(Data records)
========

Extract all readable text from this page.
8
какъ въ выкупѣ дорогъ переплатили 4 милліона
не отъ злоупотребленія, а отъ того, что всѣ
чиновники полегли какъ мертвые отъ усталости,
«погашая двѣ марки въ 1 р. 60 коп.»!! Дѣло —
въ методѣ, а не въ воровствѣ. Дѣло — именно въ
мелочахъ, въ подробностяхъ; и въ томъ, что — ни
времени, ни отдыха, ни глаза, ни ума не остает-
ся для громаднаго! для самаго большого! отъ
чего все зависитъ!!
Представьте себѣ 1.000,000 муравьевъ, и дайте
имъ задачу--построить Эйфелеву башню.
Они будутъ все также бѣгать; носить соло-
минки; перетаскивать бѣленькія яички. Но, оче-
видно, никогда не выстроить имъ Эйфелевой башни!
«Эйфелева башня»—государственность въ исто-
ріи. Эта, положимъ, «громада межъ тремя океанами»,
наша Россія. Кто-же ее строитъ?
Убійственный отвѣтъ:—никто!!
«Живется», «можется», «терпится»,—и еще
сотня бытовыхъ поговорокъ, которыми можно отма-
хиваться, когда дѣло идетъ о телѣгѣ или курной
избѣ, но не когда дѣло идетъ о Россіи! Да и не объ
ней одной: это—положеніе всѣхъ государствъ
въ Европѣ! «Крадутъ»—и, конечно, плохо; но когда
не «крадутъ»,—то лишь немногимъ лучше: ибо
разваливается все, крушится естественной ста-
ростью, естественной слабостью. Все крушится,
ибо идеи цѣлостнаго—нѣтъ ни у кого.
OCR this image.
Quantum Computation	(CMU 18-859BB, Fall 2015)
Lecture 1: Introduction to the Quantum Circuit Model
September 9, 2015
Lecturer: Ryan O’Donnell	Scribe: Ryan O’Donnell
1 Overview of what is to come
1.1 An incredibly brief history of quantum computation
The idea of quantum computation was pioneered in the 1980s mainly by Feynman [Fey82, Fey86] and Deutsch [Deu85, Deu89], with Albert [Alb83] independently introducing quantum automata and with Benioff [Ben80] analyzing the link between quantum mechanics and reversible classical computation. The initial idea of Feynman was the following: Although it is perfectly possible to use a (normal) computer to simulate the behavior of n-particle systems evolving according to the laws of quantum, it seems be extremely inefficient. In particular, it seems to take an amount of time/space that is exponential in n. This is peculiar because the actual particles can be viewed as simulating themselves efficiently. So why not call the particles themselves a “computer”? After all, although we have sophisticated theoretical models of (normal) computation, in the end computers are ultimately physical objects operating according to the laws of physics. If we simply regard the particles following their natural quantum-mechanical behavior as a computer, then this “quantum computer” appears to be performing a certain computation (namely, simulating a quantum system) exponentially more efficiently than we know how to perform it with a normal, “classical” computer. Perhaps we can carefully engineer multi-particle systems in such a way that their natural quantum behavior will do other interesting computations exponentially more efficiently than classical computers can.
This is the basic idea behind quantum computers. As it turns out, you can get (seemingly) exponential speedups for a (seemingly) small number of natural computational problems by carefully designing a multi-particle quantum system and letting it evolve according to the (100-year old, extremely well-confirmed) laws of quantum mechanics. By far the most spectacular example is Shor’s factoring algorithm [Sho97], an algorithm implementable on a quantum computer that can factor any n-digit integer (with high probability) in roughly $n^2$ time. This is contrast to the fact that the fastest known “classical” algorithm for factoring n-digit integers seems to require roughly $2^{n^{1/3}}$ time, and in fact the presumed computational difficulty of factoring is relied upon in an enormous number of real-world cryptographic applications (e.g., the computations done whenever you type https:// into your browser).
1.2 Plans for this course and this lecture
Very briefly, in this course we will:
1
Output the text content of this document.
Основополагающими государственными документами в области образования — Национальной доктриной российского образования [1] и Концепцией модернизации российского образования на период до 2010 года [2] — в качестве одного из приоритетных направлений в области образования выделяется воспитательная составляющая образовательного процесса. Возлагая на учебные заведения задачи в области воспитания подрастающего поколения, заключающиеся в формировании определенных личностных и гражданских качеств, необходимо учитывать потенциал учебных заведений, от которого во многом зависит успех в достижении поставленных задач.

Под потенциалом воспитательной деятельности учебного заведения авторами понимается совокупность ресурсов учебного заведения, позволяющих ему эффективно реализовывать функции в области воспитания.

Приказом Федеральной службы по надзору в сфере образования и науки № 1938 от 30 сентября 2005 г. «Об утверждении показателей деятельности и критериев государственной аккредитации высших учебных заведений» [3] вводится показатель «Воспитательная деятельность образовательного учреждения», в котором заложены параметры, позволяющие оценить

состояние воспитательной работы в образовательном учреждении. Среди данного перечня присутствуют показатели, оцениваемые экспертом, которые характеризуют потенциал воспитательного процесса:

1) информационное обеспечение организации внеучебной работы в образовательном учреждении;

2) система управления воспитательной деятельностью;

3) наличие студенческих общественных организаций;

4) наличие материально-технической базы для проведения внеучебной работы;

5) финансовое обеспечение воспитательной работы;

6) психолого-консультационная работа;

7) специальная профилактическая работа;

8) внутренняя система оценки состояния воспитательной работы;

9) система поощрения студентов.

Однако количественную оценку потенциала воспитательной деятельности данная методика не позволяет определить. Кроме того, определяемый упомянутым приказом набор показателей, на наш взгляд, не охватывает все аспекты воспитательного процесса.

========

> **The problem**
Select every line of the records holding the string "внеучебной".

> **Solved exercise**
1) информационное обеспечение организации внеучебной работы в образовательном учреждении;
4) наличие материально-технической базы для проведения внеучебной работы;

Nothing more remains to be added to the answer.